▶ _Objective_
Please pull out every line in the entries below that contains the string "Text", copying each one in full. Case matters.

# # #

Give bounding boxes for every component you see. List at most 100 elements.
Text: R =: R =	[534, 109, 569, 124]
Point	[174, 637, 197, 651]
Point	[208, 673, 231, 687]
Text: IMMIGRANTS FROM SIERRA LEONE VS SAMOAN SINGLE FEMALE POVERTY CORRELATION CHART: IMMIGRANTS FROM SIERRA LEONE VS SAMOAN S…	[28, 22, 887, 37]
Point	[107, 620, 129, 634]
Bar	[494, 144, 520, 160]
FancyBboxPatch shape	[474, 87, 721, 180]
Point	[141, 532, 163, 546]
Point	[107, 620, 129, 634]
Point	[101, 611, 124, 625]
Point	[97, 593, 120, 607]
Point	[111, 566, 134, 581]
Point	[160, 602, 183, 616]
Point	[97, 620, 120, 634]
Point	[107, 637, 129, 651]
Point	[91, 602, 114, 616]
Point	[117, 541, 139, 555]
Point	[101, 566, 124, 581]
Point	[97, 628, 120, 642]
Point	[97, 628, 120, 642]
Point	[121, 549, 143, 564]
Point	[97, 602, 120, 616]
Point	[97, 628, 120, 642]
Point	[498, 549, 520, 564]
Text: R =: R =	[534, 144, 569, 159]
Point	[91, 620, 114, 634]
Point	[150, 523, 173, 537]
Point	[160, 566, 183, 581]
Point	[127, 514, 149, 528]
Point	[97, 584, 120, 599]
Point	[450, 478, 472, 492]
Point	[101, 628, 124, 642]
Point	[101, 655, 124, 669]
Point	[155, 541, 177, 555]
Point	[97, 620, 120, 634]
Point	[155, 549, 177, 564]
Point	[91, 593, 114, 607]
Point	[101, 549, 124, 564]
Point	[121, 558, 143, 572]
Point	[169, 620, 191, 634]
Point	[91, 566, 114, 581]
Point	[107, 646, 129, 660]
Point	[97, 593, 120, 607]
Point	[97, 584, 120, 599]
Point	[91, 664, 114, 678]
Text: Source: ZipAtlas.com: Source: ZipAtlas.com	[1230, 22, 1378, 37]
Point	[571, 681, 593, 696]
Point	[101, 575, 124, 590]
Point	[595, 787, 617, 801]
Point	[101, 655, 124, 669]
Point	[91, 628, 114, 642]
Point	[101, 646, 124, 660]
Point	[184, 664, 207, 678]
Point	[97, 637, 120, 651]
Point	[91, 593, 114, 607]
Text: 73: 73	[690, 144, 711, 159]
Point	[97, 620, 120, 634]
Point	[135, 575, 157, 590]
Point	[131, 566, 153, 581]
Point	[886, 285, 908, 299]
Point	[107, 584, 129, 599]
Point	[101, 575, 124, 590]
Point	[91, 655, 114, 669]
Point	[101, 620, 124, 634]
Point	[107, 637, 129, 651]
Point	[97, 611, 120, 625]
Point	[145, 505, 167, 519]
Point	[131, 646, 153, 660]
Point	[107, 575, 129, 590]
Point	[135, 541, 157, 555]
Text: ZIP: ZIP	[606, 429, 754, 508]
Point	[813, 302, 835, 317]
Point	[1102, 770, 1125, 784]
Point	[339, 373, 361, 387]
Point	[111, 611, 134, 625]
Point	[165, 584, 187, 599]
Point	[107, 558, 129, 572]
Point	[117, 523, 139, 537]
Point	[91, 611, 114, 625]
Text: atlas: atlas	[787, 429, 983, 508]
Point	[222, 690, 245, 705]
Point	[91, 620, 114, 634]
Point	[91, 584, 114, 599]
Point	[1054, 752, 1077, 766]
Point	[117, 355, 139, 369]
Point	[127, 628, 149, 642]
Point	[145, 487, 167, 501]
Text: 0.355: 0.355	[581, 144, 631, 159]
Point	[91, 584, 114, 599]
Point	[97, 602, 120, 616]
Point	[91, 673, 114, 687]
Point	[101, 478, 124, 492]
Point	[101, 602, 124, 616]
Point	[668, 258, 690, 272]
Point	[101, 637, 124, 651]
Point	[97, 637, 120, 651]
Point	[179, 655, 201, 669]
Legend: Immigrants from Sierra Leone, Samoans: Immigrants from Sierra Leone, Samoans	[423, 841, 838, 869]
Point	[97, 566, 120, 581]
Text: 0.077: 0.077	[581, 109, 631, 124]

# # #

▶ _Exercise response_
Text: R =: R =	[534, 109, 569, 124]
Text: IMMIGRANTS FROM SIERRA LEONE VS SAMOAN SINGLE FEMALE POVERTY CORRELATION CHART: IMMIGRANTS FROM SIERRA LEONE VS SAMOAN S…	[28, 22, 887, 37]
Text: R =: R =	[534, 144, 569, 159]
Text: Source: ZipAtlas.com: Source: ZipAtlas.com	[1230, 22, 1378, 37]
Text: 73: 73	[690, 144, 711, 159]
Text: ZIP: ZIP	[606, 429, 754, 508]
Text: atlas: atlas	[787, 429, 983, 508]
Text: 0.355: 0.355	[581, 144, 631, 159]
Text: 0.077: 0.077	[581, 109, 631, 124]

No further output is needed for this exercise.